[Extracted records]

———

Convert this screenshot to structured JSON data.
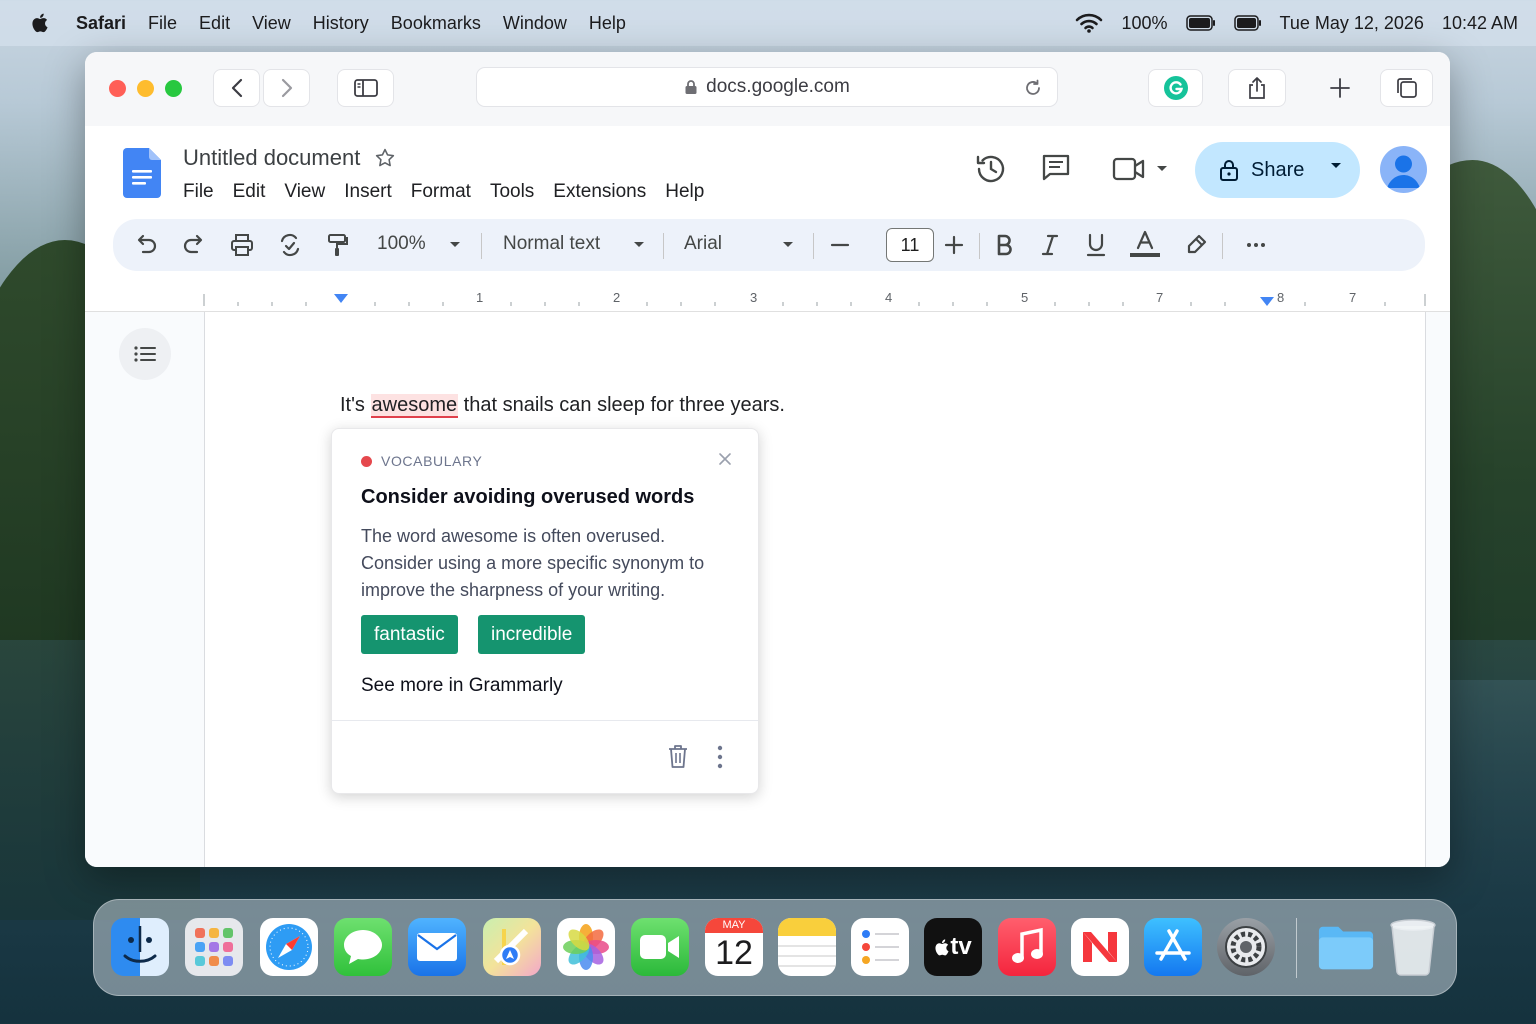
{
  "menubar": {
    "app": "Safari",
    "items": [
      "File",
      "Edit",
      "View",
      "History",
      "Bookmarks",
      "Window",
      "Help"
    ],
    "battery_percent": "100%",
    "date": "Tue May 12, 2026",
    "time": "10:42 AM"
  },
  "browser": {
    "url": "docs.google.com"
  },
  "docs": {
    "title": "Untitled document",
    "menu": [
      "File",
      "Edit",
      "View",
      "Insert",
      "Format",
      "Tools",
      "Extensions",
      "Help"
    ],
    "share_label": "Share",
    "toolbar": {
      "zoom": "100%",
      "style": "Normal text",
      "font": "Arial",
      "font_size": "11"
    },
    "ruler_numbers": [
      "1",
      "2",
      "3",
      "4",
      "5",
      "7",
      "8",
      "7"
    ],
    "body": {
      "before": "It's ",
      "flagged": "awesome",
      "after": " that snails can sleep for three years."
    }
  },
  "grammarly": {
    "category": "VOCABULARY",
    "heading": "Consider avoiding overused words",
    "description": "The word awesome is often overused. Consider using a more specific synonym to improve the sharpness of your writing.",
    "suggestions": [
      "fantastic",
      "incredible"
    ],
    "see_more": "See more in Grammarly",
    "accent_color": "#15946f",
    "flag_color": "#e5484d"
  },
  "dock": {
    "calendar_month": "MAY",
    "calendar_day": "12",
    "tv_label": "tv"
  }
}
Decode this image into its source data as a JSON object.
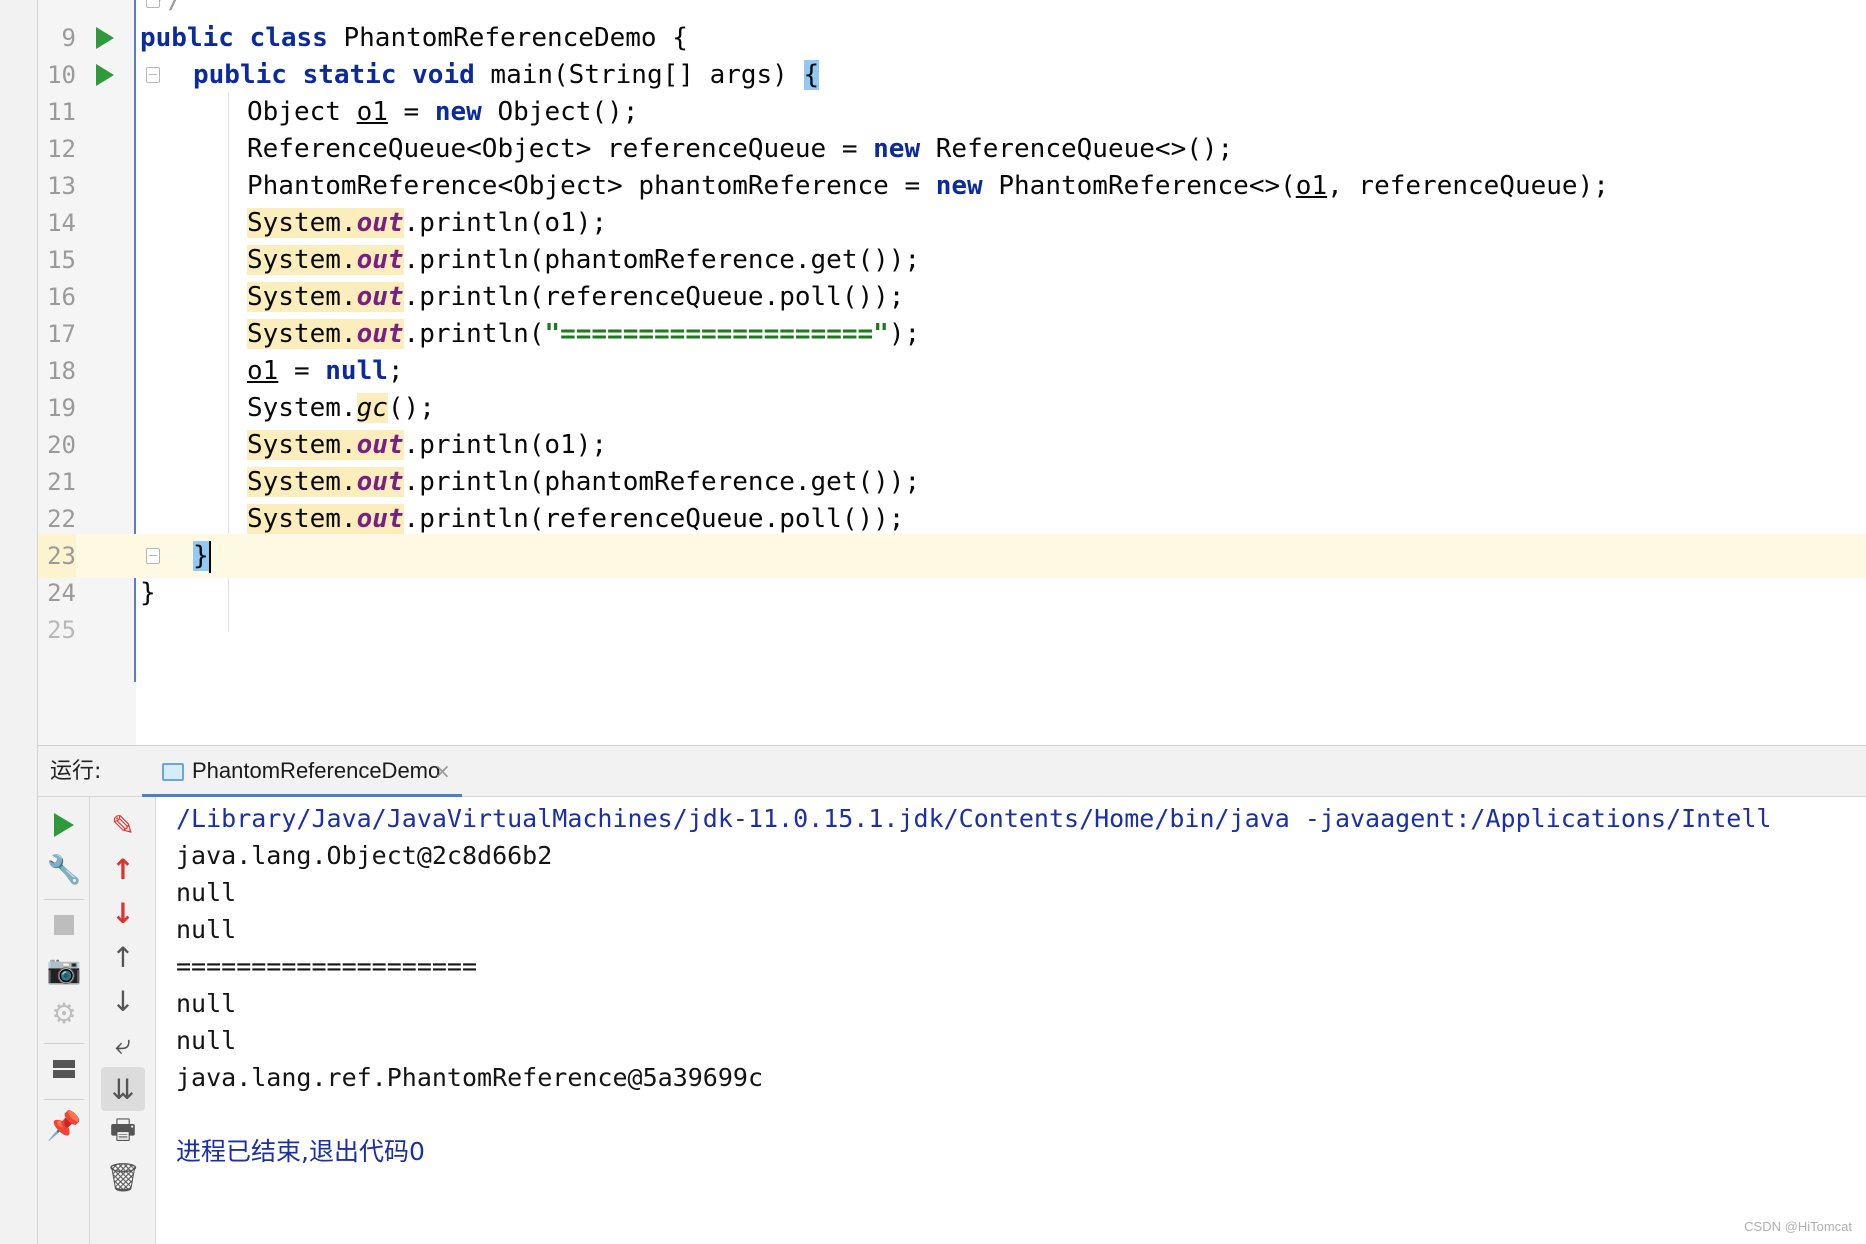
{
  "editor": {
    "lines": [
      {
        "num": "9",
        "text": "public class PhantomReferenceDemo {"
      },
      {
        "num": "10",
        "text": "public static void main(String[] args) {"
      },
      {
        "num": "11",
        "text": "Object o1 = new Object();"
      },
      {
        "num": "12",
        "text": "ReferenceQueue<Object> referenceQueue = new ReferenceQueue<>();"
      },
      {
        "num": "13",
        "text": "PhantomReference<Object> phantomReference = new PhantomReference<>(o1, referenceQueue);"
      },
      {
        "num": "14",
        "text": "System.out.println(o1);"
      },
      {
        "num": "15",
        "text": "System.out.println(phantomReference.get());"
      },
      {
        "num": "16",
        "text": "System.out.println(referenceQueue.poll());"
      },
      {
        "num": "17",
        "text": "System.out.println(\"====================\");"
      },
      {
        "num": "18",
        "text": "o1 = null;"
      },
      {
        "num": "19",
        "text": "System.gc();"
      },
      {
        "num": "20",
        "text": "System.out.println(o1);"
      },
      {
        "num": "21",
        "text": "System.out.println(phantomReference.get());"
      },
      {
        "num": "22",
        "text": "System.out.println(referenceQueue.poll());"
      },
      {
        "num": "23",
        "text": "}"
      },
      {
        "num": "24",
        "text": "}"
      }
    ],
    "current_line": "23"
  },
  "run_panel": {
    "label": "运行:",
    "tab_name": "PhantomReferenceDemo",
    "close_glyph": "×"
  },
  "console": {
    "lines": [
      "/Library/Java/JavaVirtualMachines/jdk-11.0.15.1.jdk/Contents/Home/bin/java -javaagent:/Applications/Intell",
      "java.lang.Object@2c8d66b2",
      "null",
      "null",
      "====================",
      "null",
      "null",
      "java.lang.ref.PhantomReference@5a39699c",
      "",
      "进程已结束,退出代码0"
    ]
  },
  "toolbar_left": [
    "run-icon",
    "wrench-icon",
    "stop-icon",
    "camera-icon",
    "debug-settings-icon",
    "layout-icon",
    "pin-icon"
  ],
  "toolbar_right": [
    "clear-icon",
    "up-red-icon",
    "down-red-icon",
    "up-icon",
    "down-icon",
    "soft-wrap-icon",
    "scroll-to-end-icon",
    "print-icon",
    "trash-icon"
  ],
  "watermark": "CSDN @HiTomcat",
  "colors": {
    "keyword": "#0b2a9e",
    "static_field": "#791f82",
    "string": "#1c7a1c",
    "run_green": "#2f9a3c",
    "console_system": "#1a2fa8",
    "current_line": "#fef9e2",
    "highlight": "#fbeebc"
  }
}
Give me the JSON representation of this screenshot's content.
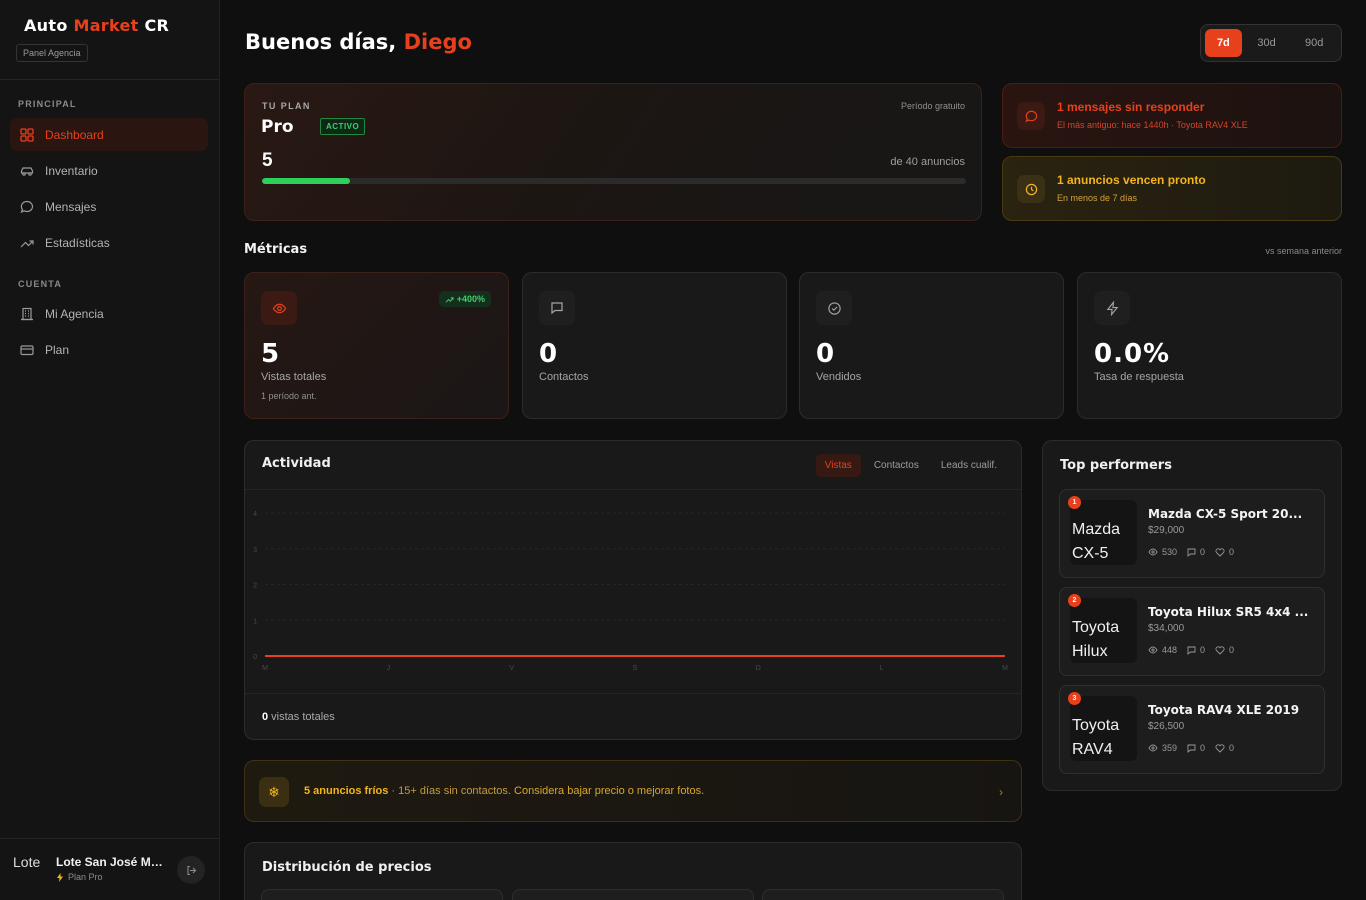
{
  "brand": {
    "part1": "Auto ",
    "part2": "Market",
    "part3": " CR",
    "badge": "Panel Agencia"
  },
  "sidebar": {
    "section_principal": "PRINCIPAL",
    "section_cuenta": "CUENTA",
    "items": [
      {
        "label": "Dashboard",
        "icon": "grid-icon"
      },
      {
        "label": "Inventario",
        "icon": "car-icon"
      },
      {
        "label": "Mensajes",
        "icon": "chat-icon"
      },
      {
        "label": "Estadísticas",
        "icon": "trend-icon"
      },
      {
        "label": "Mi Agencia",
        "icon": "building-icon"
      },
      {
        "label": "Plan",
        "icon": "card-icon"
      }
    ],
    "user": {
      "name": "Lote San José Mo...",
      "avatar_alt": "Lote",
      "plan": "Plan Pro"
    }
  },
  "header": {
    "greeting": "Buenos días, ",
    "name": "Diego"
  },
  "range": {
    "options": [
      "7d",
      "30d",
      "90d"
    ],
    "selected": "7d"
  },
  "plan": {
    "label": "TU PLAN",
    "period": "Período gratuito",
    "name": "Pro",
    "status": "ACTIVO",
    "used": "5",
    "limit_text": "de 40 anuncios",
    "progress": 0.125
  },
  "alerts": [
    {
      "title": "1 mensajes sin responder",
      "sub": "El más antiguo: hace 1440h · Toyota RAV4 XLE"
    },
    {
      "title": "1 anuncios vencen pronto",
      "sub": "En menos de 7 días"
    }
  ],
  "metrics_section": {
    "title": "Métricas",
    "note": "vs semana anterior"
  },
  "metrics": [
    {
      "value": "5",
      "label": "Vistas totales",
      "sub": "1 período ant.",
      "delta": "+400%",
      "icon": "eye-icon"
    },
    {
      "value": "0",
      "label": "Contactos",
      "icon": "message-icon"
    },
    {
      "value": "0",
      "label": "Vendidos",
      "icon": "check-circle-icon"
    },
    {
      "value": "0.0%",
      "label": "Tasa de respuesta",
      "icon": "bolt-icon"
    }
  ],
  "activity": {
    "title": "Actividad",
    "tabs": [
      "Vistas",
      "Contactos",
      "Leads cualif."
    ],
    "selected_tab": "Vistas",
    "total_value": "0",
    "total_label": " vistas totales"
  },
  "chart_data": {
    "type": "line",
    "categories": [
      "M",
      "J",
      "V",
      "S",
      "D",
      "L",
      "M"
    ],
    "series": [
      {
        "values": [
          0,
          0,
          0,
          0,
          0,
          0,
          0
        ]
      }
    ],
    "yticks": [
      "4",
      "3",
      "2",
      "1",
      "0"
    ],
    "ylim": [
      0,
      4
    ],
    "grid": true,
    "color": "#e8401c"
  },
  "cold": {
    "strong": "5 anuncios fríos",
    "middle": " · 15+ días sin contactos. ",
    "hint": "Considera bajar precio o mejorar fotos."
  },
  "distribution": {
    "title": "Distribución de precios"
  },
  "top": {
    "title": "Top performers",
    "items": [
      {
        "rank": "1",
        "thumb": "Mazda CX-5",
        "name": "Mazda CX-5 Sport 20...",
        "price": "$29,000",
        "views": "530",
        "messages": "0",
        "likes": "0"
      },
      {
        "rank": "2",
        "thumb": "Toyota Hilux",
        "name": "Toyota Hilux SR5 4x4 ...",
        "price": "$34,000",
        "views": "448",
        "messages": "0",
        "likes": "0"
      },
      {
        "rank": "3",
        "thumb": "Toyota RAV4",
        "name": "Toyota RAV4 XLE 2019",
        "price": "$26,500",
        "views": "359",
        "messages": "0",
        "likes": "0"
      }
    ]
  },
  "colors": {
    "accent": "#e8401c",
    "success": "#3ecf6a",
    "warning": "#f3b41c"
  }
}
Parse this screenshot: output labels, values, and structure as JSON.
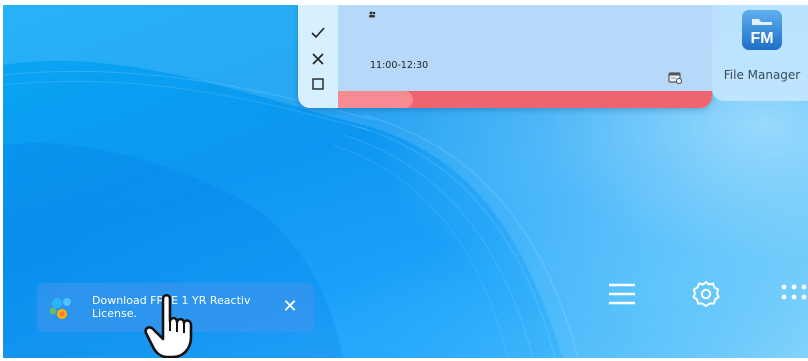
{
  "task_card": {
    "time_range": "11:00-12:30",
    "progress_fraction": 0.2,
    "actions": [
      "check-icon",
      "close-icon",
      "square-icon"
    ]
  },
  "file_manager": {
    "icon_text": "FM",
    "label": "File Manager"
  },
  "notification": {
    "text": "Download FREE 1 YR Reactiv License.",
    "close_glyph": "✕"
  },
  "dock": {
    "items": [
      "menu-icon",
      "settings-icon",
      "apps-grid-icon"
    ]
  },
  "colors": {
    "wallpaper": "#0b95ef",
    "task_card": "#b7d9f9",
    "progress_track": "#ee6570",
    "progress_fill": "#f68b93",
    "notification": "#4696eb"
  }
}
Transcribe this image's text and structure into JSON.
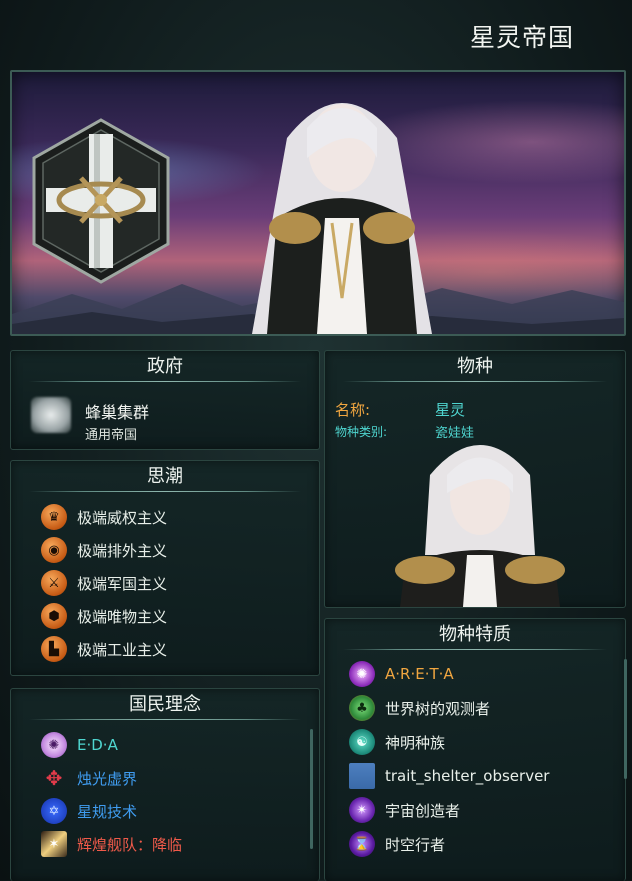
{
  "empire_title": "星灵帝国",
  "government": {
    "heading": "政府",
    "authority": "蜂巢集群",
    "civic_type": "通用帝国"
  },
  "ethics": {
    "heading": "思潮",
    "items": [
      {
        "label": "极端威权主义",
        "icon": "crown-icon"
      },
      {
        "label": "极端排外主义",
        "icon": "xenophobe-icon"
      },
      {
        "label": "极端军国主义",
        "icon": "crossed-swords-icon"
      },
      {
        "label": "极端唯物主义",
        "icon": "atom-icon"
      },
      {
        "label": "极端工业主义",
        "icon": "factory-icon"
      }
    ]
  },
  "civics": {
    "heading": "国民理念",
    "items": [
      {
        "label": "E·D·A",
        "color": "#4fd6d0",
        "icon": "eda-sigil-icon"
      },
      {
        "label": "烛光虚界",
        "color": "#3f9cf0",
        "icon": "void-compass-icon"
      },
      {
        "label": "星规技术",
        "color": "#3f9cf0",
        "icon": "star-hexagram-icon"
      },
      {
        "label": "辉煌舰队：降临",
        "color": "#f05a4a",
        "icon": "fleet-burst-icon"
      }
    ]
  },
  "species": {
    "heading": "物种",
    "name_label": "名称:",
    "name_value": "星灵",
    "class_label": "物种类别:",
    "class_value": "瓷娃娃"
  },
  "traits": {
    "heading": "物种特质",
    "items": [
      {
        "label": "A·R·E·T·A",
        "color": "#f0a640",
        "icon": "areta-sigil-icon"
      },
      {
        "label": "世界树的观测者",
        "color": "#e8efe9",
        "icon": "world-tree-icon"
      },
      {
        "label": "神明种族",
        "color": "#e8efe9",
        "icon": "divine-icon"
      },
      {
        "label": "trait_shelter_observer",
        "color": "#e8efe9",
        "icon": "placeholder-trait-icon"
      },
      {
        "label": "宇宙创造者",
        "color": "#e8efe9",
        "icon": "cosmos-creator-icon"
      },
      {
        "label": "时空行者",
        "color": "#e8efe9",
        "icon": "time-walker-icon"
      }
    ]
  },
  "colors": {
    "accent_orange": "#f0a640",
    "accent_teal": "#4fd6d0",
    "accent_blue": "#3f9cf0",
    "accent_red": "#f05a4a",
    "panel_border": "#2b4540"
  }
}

———

Gather every line from the listing above in which the word "sigil" appears.

Reply to the task |
        "icon": "eda-sigil-icon"
        "icon": "areta-sigil-icon"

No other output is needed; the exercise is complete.